*Directions for this task:* Find the string "screenshot" in the entries and copy each line that has it.

*Dataset extract:*
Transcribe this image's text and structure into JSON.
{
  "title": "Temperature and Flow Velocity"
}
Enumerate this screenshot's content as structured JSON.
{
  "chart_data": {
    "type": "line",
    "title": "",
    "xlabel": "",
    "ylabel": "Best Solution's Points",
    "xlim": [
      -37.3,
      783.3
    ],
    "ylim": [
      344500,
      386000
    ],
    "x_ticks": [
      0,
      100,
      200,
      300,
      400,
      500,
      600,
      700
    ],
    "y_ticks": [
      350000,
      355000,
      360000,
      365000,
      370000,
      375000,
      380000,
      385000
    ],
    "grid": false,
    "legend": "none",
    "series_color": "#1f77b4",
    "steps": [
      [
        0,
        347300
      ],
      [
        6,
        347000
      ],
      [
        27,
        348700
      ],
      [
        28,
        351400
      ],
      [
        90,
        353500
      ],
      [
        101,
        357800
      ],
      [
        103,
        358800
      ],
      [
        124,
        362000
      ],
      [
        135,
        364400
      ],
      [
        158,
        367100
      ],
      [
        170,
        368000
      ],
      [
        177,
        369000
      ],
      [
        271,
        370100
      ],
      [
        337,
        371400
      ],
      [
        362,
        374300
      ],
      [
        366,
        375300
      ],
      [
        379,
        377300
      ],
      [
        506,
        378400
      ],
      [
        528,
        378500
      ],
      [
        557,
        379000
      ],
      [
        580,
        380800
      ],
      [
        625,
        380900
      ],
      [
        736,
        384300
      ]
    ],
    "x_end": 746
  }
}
...
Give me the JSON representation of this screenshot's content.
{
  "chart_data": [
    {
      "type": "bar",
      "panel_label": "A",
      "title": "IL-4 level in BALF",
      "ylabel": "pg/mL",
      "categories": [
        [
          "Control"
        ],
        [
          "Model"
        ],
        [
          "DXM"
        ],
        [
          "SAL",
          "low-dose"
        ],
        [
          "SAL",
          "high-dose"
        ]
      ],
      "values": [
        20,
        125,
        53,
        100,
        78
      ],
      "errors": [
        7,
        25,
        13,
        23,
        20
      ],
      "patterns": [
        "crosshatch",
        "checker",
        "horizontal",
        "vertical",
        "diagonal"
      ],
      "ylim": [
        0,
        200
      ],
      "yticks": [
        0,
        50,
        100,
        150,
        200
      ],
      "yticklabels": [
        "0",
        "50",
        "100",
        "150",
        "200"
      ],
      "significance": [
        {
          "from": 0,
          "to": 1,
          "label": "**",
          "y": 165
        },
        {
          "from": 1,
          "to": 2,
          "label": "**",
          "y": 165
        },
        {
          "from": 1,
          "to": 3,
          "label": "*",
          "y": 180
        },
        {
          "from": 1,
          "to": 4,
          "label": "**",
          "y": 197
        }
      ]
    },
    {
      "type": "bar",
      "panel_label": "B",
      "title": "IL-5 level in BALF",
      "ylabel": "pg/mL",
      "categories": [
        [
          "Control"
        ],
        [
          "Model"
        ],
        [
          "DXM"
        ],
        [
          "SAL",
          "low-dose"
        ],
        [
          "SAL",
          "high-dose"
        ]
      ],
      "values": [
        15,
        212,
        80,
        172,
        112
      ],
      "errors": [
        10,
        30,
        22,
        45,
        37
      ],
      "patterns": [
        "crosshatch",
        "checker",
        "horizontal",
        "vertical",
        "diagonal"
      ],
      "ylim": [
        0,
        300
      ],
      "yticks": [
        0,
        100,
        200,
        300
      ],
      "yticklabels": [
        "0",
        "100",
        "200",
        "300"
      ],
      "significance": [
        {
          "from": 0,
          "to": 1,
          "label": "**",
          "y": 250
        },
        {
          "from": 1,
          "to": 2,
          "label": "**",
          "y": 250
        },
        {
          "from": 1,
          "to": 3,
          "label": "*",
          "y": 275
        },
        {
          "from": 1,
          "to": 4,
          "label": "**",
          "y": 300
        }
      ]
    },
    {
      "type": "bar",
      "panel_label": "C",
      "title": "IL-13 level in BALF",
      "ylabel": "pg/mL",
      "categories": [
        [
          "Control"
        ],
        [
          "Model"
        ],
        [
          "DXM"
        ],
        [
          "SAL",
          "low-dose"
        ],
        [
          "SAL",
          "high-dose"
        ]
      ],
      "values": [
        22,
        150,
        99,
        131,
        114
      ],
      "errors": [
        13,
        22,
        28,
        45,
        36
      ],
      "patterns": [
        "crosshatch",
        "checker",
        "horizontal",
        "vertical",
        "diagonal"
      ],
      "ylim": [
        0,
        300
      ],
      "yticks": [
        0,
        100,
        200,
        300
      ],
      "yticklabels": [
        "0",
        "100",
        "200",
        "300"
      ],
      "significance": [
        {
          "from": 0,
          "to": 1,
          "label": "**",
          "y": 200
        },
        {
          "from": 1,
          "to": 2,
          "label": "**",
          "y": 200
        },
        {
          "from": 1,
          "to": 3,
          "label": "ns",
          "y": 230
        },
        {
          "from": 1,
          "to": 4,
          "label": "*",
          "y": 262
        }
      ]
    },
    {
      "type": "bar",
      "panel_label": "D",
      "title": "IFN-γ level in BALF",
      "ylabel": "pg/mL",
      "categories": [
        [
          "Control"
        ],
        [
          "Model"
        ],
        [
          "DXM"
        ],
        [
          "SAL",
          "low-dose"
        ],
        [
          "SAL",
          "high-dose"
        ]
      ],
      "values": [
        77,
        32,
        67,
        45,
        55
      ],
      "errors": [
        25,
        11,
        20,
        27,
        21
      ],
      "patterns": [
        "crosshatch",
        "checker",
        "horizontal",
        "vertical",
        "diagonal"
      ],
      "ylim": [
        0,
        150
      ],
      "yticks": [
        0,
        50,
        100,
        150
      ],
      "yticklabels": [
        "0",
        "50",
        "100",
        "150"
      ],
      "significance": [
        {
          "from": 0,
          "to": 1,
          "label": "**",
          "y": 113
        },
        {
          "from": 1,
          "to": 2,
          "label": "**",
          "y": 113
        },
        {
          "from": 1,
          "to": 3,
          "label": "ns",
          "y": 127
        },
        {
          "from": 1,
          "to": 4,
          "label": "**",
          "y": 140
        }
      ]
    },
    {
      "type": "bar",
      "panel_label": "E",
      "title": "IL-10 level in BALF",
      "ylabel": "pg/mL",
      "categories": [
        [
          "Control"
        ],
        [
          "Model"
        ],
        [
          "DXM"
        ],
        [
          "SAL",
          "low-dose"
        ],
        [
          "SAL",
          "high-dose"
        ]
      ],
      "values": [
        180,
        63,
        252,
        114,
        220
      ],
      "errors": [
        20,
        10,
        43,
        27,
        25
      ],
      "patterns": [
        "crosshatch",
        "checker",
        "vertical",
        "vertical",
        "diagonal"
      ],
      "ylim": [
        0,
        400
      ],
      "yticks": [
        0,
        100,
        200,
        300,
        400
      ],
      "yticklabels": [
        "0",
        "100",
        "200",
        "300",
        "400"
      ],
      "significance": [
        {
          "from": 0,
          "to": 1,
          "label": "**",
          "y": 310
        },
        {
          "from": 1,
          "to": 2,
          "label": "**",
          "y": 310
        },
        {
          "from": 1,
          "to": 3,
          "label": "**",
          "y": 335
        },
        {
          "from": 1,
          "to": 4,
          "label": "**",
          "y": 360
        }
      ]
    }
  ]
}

*Result:*
Enumerate this screenshot's content as structured JSON.
Give me the JSON representation of this screenshot's content.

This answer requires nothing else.